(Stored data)
● ● ● ●
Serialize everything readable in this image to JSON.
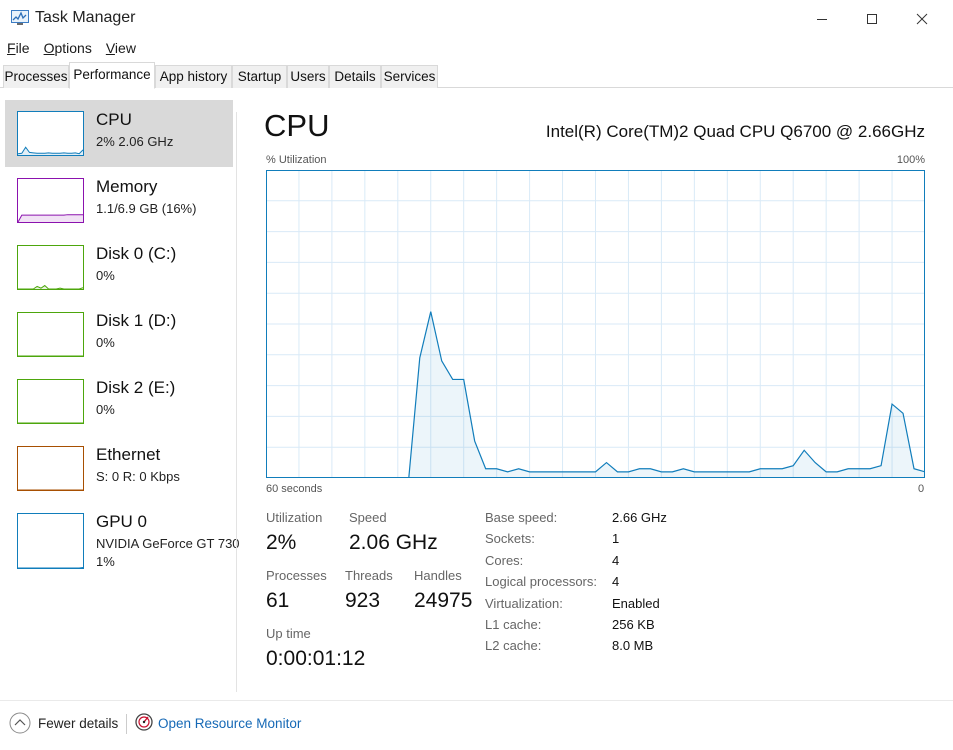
{
  "window": {
    "title": "Task Manager"
  },
  "menu": [
    {
      "label": "File",
      "key": "F",
      "rest": "ile"
    },
    {
      "label": "Options",
      "key": "O",
      "rest": "ptions"
    },
    {
      "label": "View",
      "key": "V",
      "rest": "iew"
    }
  ],
  "tabs": [
    {
      "label": "Processes",
      "active": false
    },
    {
      "label": "Performance",
      "active": true
    },
    {
      "label": "App history",
      "active": false
    },
    {
      "label": "Startup",
      "active": false
    },
    {
      "label": "Users",
      "active": false
    },
    {
      "label": "Details",
      "active": false
    },
    {
      "label": "Services",
      "active": false
    }
  ],
  "sidebar": [
    {
      "name": "CPU",
      "sub1": "2% 2.06 GHz",
      "sub2": "",
      "color": "#117dbb",
      "selected": true,
      "values": [
        3,
        4,
        18,
        6,
        5,
        4,
        4,
        4,
        5,
        4,
        4,
        4,
        5,
        4,
        4,
        5,
        3,
        12
      ]
    },
    {
      "name": "Memory",
      "sub1": "1.1/6.9 GB (16%)",
      "sub2": "",
      "color": "#8b12ae",
      "selected": false,
      "values": [
        0,
        16,
        16,
        16,
        16,
        16,
        16,
        16,
        16,
        16,
        16,
        16,
        16,
        17,
        17,
        17,
        17,
        17
      ]
    },
    {
      "name": "Disk 0 (C:)",
      "sub1": "0%",
      "sub2": "",
      "color": "#4da60c",
      "selected": false,
      "values": [
        0,
        0,
        0,
        0,
        0,
        6,
        2,
        8,
        0,
        0,
        0,
        2,
        0,
        0,
        0,
        0,
        0,
        3
      ]
    },
    {
      "name": "Disk 1 (D:)",
      "sub1": "0%",
      "sub2": "",
      "color": "#4da60c",
      "selected": false,
      "values": [
        0,
        0,
        0,
        0,
        0,
        0,
        0,
        0,
        0,
        0,
        0,
        0,
        0,
        0,
        0,
        0,
        0,
        0
      ]
    },
    {
      "name": "Disk 2 (E:)",
      "sub1": "0%",
      "sub2": "",
      "color": "#4da60c",
      "selected": false,
      "values": [
        0,
        0,
        0,
        0,
        0,
        0,
        0,
        0,
        0,
        0,
        0,
        0,
        0,
        0,
        0,
        0,
        0,
        0
      ]
    },
    {
      "name": "Ethernet",
      "sub1": "S: 0 R: 0 Kbps",
      "sub2": "",
      "color": "#a74f01",
      "selected": false,
      "values": [
        0,
        0,
        0,
        0,
        0,
        0,
        0,
        0,
        0,
        0,
        0,
        0,
        0,
        0,
        0,
        0,
        0,
        0
      ]
    },
    {
      "name": "GPU 0",
      "sub1": "NVIDIA GeForce GT 730",
      "sub2": "1%",
      "color": "#117dbb",
      "selected": false,
      "values": [
        0,
        0,
        0,
        0,
        0,
        0,
        0,
        0,
        0,
        0,
        0,
        0,
        0,
        0,
        0,
        0,
        0,
        1
      ]
    }
  ],
  "main": {
    "title": "CPU",
    "model": "Intel(R) Core(TM)2 Quad CPU Q6700 @ 2.66GHz",
    "y_label": "% Utilization",
    "y_max_label": "100%",
    "x_left_label": "60 seconds",
    "x_right_label": "0",
    "color": "#117dbb"
  },
  "chart_data": {
    "type": "area",
    "title": "",
    "xlabel": "60 seconds",
    "ylabel": "% Utilization",
    "xlim": [
      60,
      0
    ],
    "ylim": [
      0,
      100
    ],
    "grid": true,
    "x": [
      60,
      59,
      58,
      57,
      56,
      55,
      54,
      53,
      52,
      51,
      50,
      49,
      48,
      47,
      46,
      45,
      44,
      43,
      42,
      41,
      40,
      39,
      38,
      37,
      36,
      35,
      34,
      33,
      32,
      31,
      30,
      29,
      28,
      27,
      26,
      25,
      24,
      23,
      22,
      21,
      20,
      19,
      18,
      17,
      16,
      15,
      14,
      13,
      12,
      11,
      10,
      9,
      8,
      7,
      6,
      5,
      4,
      3,
      2,
      1,
      0
    ],
    "series": [
      {
        "values": [
          0,
          0,
          0,
          0,
          0,
          0,
          0,
          0,
          0,
          0,
          0,
          0,
          0,
          0,
          39,
          54,
          38,
          32,
          32,
          12,
          3,
          3,
          2,
          3,
          2,
          2,
          2,
          2,
          2,
          2,
          2,
          5,
          2,
          2,
          3,
          3,
          2,
          2,
          3,
          2,
          2,
          2,
          2,
          2,
          2,
          3,
          3,
          3,
          4,
          9,
          5,
          2,
          2,
          3,
          3,
          3,
          4,
          24,
          21,
          3,
          2
        ]
      }
    ]
  },
  "stats": {
    "utilization_label": "Utilization",
    "utilization_value": "2%",
    "speed_label": "Speed",
    "speed_value": "2.06 GHz",
    "processes_label": "Processes",
    "processes_value": "61",
    "threads_label": "Threads",
    "threads_value": "923",
    "handles_label": "Handles",
    "handles_value": "24975",
    "uptime_label": "Up time",
    "uptime_value": "0:00:01:12"
  },
  "specs": [
    {
      "label": "Base speed:",
      "value": "2.66 GHz"
    },
    {
      "label": "Sockets:",
      "value": "1"
    },
    {
      "label": "Cores:",
      "value": "4"
    },
    {
      "label": "Logical processors:",
      "value": "4"
    },
    {
      "label": "Virtualization:",
      "value": "Enabled"
    },
    {
      "label": "L1 cache:",
      "value": "256 KB"
    },
    {
      "label": "L2 cache:",
      "value": "8.0 MB"
    }
  ],
  "footer": {
    "fewer_details": "Fewer details",
    "resource_monitor": "Open Resource Monitor"
  }
}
● ● ● ●
*Problem*: Retype everything in the material word for word, minus pictures.

*Task solution*:
Serialize everything readable in this image to JSON.
{
  "window": {
    "title": "Task Manager"
  },
  "menu": [
    {
      "label": "File",
      "key": "F",
      "rest": "ile"
    },
    {
      "label": "Options",
      "key": "O",
      "rest": "ptions"
    },
    {
      "label": "View",
      "key": "V",
      "rest": "iew"
    }
  ],
  "tabs": [
    {
      "label": "Processes",
      "active": false
    },
    {
      "label": "Performance",
      "active": true
    },
    {
      "label": "App history",
      "active": false
    },
    {
      "label": "Startup",
      "active": false
    },
    {
      "label": "Users",
      "active": false
    },
    {
      "label": "Details",
      "active": false
    },
    {
      "label": "Services",
      "active": false
    }
  ],
  "sidebar": [
    {
      "name": "CPU",
      "sub1": "2% 2.06 GHz",
      "sub2": "",
      "color": "#117dbb",
      "selected": true,
      "values": [
        3,
        4,
        18,
        6,
        5,
        4,
        4,
        4,
        5,
        4,
        4,
        4,
        5,
        4,
        4,
        5,
        3,
        12
      ]
    },
    {
      "name": "Memory",
      "sub1": "1.1/6.9 GB (16%)",
      "sub2": "",
      "color": "#8b12ae",
      "selected": false,
      "values": [
        0,
        16,
        16,
        16,
        16,
        16,
        16,
        16,
        16,
        16,
        16,
        16,
        16,
        17,
        17,
        17,
        17,
        17
      ]
    },
    {
      "name": "Disk 0 (C:)",
      "sub1": "0%",
      "sub2": "",
      "color": "#4da60c",
      "selected": false,
      "values": [
        0,
        0,
        0,
        0,
        0,
        6,
        2,
        8,
        0,
        0,
        0,
        2,
        0,
        0,
        0,
        0,
        0,
        3
      ]
    },
    {
      "name": "Disk 1 (D:)",
      "sub1": "0%",
      "sub2": "",
      "color": "#4da60c",
      "selected": false,
      "values": [
        0,
        0,
        0,
        0,
        0,
        0,
        0,
        0,
        0,
        0,
        0,
        0,
        0,
        0,
        0,
        0,
        0,
        0
      ]
    },
    {
      "name": "Disk 2 (E:)",
      "sub1": "0%",
      "sub2": "",
      "color": "#4da60c",
      "selected": false,
      "values": [
        0,
        0,
        0,
        0,
        0,
        0,
        0,
        0,
        0,
        0,
        0,
        0,
        0,
        0,
        0,
        0,
        0,
        0
      ]
    },
    {
      "name": "Ethernet",
      "sub1": "S: 0 R: 0 Kbps",
      "sub2": "",
      "color": "#a74f01",
      "selected": false,
      "values": [
        0,
        0,
        0,
        0,
        0,
        0,
        0,
        0,
        0,
        0,
        0,
        0,
        0,
        0,
        0,
        0,
        0,
        0
      ]
    },
    {
      "name": "GPU 0",
      "sub1": "NVIDIA GeForce GT 730",
      "sub2": "1%",
      "color": "#117dbb",
      "selected": false,
      "values": [
        0,
        0,
        0,
        0,
        0,
        0,
        0,
        0,
        0,
        0,
        0,
        0,
        0,
        0,
        0,
        0,
        0,
        1
      ]
    }
  ],
  "main": {
    "title": "CPU",
    "model": "Intel(R) Core(TM)2 Quad CPU Q6700 @ 2.66GHz",
    "y_label": "% Utilization",
    "y_max_label": "100%",
    "x_left_label": "60 seconds",
    "x_right_label": "0",
    "color": "#117dbb"
  },
  "chart_data": {
    "type": "area",
    "title": "",
    "xlabel": "60 seconds",
    "ylabel": "% Utilization",
    "xlim": [
      60,
      0
    ],
    "ylim": [
      0,
      100
    ],
    "grid": true,
    "x": [
      60,
      59,
      58,
      57,
      56,
      55,
      54,
      53,
      52,
      51,
      50,
      49,
      48,
      47,
      46,
      45,
      44,
      43,
      42,
      41,
      40,
      39,
      38,
      37,
      36,
      35,
      34,
      33,
      32,
      31,
      30,
      29,
      28,
      27,
      26,
      25,
      24,
      23,
      22,
      21,
      20,
      19,
      18,
      17,
      16,
      15,
      14,
      13,
      12,
      11,
      10,
      9,
      8,
      7,
      6,
      5,
      4,
      3,
      2,
      1,
      0
    ],
    "series": [
      {
        "values": [
          0,
          0,
          0,
          0,
          0,
          0,
          0,
          0,
          0,
          0,
          0,
          0,
          0,
          0,
          39,
          54,
          38,
          32,
          32,
          12,
          3,
          3,
          2,
          3,
          2,
          2,
          2,
          2,
          2,
          2,
          2,
          5,
          2,
          2,
          3,
          3,
          2,
          2,
          3,
          2,
          2,
          2,
          2,
          2,
          2,
          3,
          3,
          3,
          4,
          9,
          5,
          2,
          2,
          3,
          3,
          3,
          4,
          24,
          21,
          3,
          2
        ]
      }
    ]
  },
  "stats": {
    "utilization_label": "Utilization",
    "utilization_value": "2%",
    "speed_label": "Speed",
    "speed_value": "2.06 GHz",
    "processes_label": "Processes",
    "processes_value": "61",
    "threads_label": "Threads",
    "threads_value": "923",
    "handles_label": "Handles",
    "handles_value": "24975",
    "uptime_label": "Up time",
    "uptime_value": "0:00:01:12"
  },
  "specs": [
    {
      "label": "Base speed:",
      "value": "2.66 GHz"
    },
    {
      "label": "Sockets:",
      "value": "1"
    },
    {
      "label": "Cores:",
      "value": "4"
    },
    {
      "label": "Logical processors:",
      "value": "4"
    },
    {
      "label": "Virtualization:",
      "value": "Enabled"
    },
    {
      "label": "L1 cache:",
      "value": "256 KB"
    },
    {
      "label": "L2 cache:",
      "value": "8.0 MB"
    }
  ],
  "footer": {
    "fewer_details": "Fewer details",
    "resource_monitor": "Open Resource Monitor"
  }
}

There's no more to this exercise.